EXERCISE
Repeat the listing below in full, exactly as it stands.

__________

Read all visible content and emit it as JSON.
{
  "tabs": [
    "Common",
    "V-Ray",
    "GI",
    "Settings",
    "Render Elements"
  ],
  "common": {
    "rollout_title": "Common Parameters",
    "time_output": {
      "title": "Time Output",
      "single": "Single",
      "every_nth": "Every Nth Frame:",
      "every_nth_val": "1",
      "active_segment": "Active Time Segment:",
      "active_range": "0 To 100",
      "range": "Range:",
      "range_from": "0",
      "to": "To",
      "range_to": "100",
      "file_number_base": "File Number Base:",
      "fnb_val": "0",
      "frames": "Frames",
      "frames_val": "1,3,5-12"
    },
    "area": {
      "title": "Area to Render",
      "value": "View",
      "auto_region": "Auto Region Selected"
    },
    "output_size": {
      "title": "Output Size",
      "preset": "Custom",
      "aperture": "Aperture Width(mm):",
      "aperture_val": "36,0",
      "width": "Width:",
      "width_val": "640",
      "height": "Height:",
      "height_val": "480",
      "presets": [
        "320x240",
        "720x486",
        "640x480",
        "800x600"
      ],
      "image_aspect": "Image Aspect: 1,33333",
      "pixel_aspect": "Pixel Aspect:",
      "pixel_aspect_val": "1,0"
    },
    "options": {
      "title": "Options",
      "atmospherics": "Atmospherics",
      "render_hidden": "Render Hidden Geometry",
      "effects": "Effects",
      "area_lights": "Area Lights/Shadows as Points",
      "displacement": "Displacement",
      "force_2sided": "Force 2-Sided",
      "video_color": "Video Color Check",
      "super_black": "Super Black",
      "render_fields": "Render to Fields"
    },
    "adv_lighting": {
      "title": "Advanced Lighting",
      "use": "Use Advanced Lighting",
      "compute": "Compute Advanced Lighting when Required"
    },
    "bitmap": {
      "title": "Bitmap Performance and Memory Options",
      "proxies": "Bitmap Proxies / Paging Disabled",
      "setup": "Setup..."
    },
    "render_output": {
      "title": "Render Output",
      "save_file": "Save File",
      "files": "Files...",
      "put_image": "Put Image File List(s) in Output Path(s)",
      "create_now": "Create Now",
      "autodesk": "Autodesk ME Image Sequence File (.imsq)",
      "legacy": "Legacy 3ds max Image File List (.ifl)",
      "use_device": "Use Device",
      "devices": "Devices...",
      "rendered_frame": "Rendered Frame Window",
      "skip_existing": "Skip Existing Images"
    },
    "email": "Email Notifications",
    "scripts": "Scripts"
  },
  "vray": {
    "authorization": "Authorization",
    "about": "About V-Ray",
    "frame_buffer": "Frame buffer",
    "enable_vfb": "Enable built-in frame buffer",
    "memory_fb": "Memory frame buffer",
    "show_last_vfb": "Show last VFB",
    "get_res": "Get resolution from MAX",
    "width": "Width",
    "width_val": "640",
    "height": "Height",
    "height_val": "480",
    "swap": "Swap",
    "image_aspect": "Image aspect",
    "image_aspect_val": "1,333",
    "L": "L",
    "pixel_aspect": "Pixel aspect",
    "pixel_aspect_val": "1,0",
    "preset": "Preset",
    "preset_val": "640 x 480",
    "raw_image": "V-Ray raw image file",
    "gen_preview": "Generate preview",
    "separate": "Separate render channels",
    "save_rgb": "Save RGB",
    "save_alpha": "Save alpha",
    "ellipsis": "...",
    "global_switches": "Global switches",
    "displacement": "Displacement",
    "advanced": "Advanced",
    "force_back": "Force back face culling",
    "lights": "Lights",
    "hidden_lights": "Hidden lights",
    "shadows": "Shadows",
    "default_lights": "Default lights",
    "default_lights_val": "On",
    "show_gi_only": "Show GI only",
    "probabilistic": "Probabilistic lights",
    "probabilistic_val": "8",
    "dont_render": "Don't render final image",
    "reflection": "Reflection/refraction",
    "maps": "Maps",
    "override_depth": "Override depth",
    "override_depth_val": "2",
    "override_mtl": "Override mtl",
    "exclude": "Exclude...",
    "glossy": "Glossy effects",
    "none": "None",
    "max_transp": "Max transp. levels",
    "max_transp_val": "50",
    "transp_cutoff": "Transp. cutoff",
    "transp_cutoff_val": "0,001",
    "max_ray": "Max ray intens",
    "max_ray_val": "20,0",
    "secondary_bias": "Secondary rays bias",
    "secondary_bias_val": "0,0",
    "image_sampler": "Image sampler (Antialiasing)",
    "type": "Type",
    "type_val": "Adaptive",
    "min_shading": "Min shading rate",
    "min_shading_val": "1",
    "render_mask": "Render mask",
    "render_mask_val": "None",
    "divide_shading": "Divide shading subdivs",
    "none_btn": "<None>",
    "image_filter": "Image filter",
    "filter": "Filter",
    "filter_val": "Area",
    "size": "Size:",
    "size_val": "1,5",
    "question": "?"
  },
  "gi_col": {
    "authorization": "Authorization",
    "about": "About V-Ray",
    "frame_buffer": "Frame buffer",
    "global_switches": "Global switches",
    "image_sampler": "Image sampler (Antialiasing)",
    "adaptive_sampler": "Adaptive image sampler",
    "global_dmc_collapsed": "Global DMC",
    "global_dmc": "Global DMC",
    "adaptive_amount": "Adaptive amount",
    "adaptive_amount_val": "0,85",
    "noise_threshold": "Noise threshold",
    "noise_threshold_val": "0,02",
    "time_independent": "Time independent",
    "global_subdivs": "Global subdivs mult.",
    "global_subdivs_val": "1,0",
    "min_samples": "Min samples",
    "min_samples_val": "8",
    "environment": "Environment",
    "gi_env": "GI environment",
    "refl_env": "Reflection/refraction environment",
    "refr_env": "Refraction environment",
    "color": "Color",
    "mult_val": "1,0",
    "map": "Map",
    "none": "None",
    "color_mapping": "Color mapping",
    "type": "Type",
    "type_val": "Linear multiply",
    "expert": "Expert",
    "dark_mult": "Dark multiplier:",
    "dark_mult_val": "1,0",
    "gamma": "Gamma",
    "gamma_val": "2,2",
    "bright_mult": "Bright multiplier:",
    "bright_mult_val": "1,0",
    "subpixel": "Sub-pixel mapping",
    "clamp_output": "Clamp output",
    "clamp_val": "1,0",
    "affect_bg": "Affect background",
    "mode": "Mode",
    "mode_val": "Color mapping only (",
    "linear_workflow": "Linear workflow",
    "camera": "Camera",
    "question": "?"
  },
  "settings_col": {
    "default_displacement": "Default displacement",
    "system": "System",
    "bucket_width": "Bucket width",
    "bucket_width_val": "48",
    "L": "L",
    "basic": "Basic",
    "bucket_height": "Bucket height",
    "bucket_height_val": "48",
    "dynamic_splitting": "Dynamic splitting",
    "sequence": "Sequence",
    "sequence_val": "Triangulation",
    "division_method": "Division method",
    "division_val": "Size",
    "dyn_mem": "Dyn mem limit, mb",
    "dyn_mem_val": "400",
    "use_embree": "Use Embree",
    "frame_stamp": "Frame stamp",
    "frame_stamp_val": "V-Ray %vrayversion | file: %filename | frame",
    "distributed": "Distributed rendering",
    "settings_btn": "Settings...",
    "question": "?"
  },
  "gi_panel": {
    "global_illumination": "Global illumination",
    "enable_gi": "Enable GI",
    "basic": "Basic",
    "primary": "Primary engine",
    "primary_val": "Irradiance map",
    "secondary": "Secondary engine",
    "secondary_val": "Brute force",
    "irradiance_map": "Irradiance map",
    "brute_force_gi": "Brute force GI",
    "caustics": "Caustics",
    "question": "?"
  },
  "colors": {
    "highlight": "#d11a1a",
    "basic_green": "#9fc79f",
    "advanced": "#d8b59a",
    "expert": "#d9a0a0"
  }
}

__________

RESPONSE TO THIS TASK
Read all visible content and emit it as JSON.
{
  "tabs": [
    "Common",
    "V-Ray",
    "GI",
    "Settings",
    "Render Elements"
  ],
  "common": {
    "rollout_title": "Common Parameters",
    "time_output": {
      "title": "Time Output",
      "single": "Single",
      "every_nth": "Every Nth Frame:",
      "every_nth_val": "1",
      "active_segment": "Active Time Segment:",
      "active_range": "0 To 100",
      "range": "Range:",
      "range_from": "0",
      "to": "To",
      "range_to": "100",
      "file_number_base": "File Number Base:",
      "fnb_val": "0",
      "frames": "Frames",
      "frames_val": "1,3,5-12"
    },
    "area": {
      "title": "Area to Render",
      "value": "View",
      "auto_region": "Auto Region Selected"
    },
    "output_size": {
      "title": "Output Size",
      "preset": "Custom",
      "aperture": "Aperture Width(mm):",
      "aperture_val": "36,0",
      "width": "Width:",
      "width_val": "640",
      "height": "Height:",
      "height_val": "480",
      "presets": [
        "320x240",
        "720x486",
        "640x480",
        "800x600"
      ],
      "image_aspect": "Image Aspect: 1,33333",
      "pixel_aspect": "Pixel Aspect:",
      "pixel_aspect_val": "1,0"
    },
    "options": {
      "title": "Options",
      "atmospherics": "Atmospherics",
      "render_hidden": "Render Hidden Geometry",
      "effects": "Effects",
      "area_lights": "Area Lights/Shadows as Points",
      "displacement": "Displacement",
      "force_2sided": "Force 2-Sided",
      "video_color": "Video Color Check",
      "super_black": "Super Black",
      "render_fields": "Render to Fields"
    },
    "adv_lighting": {
      "title": "Advanced Lighting",
      "use": "Use Advanced Lighting",
      "compute": "Compute Advanced Lighting when Required"
    },
    "bitmap": {
      "title": "Bitmap Performance and Memory Options",
      "proxies": "Bitmap Proxies / Paging Disabled",
      "setup": "Setup..."
    },
    "render_output": {
      "title": "Render Output",
      "save_file": "Save File",
      "files": "Files...",
      "put_image": "Put Image File List(s) in Output Path(s)",
      "create_now": "Create Now",
      "autodesk": "Autodesk ME Image Sequence File (.imsq)",
      "legacy": "Legacy 3ds max Image File List (.ifl)",
      "use_device": "Use Device",
      "devices": "Devices...",
      "rendered_frame": "Rendered Frame Window",
      "skip_existing": "Skip Existing Images"
    },
    "email": "Email Notifications",
    "scripts": "Scripts"
  },
  "vray": {
    "authorization": "Authorization",
    "about": "About V-Ray",
    "frame_buffer": "Frame buffer",
    "enable_vfb": "Enable built-in frame buffer",
    "memory_fb": "Memory frame buffer",
    "show_last_vfb": "Show last VFB",
    "get_res": "Get resolution from MAX",
    "width": "Width",
    "width_val": "640",
    "height": "Height",
    "height_val": "480",
    "swap": "Swap",
    "image_aspect": "Image aspect",
    "image_aspect_val": "1,333",
    "L": "L",
    "pixel_aspect": "Pixel aspect",
    "pixel_aspect_val": "1,0",
    "preset": "Preset",
    "preset_val": "640 x 480",
    "raw_image": "V-Ray raw image file",
    "gen_preview": "Generate preview",
    "separate": "Separate render channels",
    "save_rgb": "Save RGB",
    "save_alpha": "Save alpha",
    "ellipsis": "...",
    "global_switches": "Global switches",
    "displacement": "Displacement",
    "advanced": "Advanced",
    "force_back": "Force back face culling",
    "lights": "Lights",
    "hidden_lights": "Hidden lights",
    "shadows": "Shadows",
    "default_lights": "Default lights",
    "default_lights_val": "On",
    "show_gi_only": "Show GI only",
    "probabilistic": "Probabilistic lights",
    "probabilistic_val": "8",
    "dont_render": "Don't render final image",
    "reflection": "Reflection/refraction",
    "maps": "Maps",
    "override_depth": "Override depth",
    "override_depth_val": "2",
    "override_mtl": "Override mtl",
    "exclude": "Exclude...",
    "glossy": "Glossy effects",
    "none": "None",
    "max_transp": "Max transp. levels",
    "max_transp_val": "50",
    "transp_cutoff": "Transp. cutoff",
    "transp_cutoff_val": "0,001",
    "max_ray": "Max ray intens",
    "max_ray_val": "20,0",
    "secondary_bias": "Secondary rays bias",
    "secondary_bias_val": "0,0",
    "image_sampler": "Image sampler (Antialiasing)",
    "type": "Type",
    "type_val": "Adaptive",
    "min_shading": "Min shading rate",
    "min_shading_val": "1",
    "render_mask": "Render mask",
    "render_mask_val": "None",
    "divide_shading": "Divide shading subdivs",
    "none_btn": "<None>",
    "image_filter": "Image filter",
    "filter": "Filter",
    "filter_val": "Area",
    "size": "Size:",
    "size_val": "1,5",
    "question": "?"
  },
  "gi_col": {
    "authorization": "Authorization",
    "about": "About V-Ray",
    "frame_buffer": "Frame buffer",
    "global_switches": "Global switches",
    "image_sampler": "Image sampler (Antialiasing)",
    "adaptive_sampler": "Adaptive image sampler",
    "global_dmc_collapsed": "Global DMC",
    "global_dmc": "Global DMC",
    "adaptive_amount": "Adaptive amount",
    "adaptive_amount_val": "0,85",
    "noise_threshold": "Noise threshold",
    "noise_threshold_val": "0,02",
    "time_independent": "Time independent",
    "global_subdivs": "Global subdivs mult.",
    "global_subdivs_val": "1,0",
    "min_samples": "Min samples",
    "min_samples_val": "8",
    "environment": "Environment",
    "gi_env": "GI environment",
    "refl_env": "Reflection/refraction environment",
    "refr_env": "Refraction environment",
    "color": "Color",
    "mult_val": "1,0",
    "map": "Map",
    "none": "None",
    "color_mapping": "Color mapping",
    "type": "Type",
    "type_val": "Linear multiply",
    "expert": "Expert",
    "dark_mult": "Dark multiplier:",
    "dark_mult_val": "1,0",
    "gamma": "Gamma",
    "gamma_val": "2,2",
    "bright_mult": "Bright multiplier:",
    "bright_mult_val": "1,0",
    "subpixel": "Sub-pixel mapping",
    "clamp_output": "Clamp output",
    "clamp_val": "1,0",
    "affect_bg": "Affect background",
    "mode": "Mode",
    "mode_val": "Color mapping only (",
    "linear_workflow": "Linear workflow",
    "camera": "Camera",
    "question": "?"
  },
  "settings_col": {
    "default_displacement": "Default displacement",
    "system": "System",
    "bucket_width": "Bucket width",
    "bucket_width_val": "48",
    "L": "L",
    "basic": "Basic",
    "bucket_height": "Bucket height",
    "bucket_height_val": "48",
    "dynamic_splitting": "Dynamic splitting",
    "sequence": "Sequence",
    "sequence_val": "Triangulation",
    "division_method": "Division method",
    "division_val": "Size",
    "dyn_mem": "Dyn mem limit, mb",
    "dyn_mem_val": "400",
    "use_embree": "Use Embree",
    "frame_stamp": "Frame stamp",
    "frame_stamp_val": "V-Ray %vrayversion | file: %filename | frame",
    "distributed": "Distributed rendering",
    "settings_btn": "Settings...",
    "question": "?"
  },
  "gi_panel": {
    "global_illumination": "Global illumination",
    "enable_gi": "Enable GI",
    "basic": "Basic",
    "primary": "Primary engine",
    "primary_val": "Irradiance map",
    "secondary": "Secondary engine",
    "secondary_val": "Brute force",
    "irradiance_map": "Irradiance map",
    "brute_force_gi": "Brute force GI",
    "caustics": "Caustics",
    "question": "?"
  },
  "colors": {
    "highlight": "#d11a1a",
    "basic_green": "#9fc79f",
    "advanced": "#d8b59a",
    "expert": "#d9a0a0"
  }
}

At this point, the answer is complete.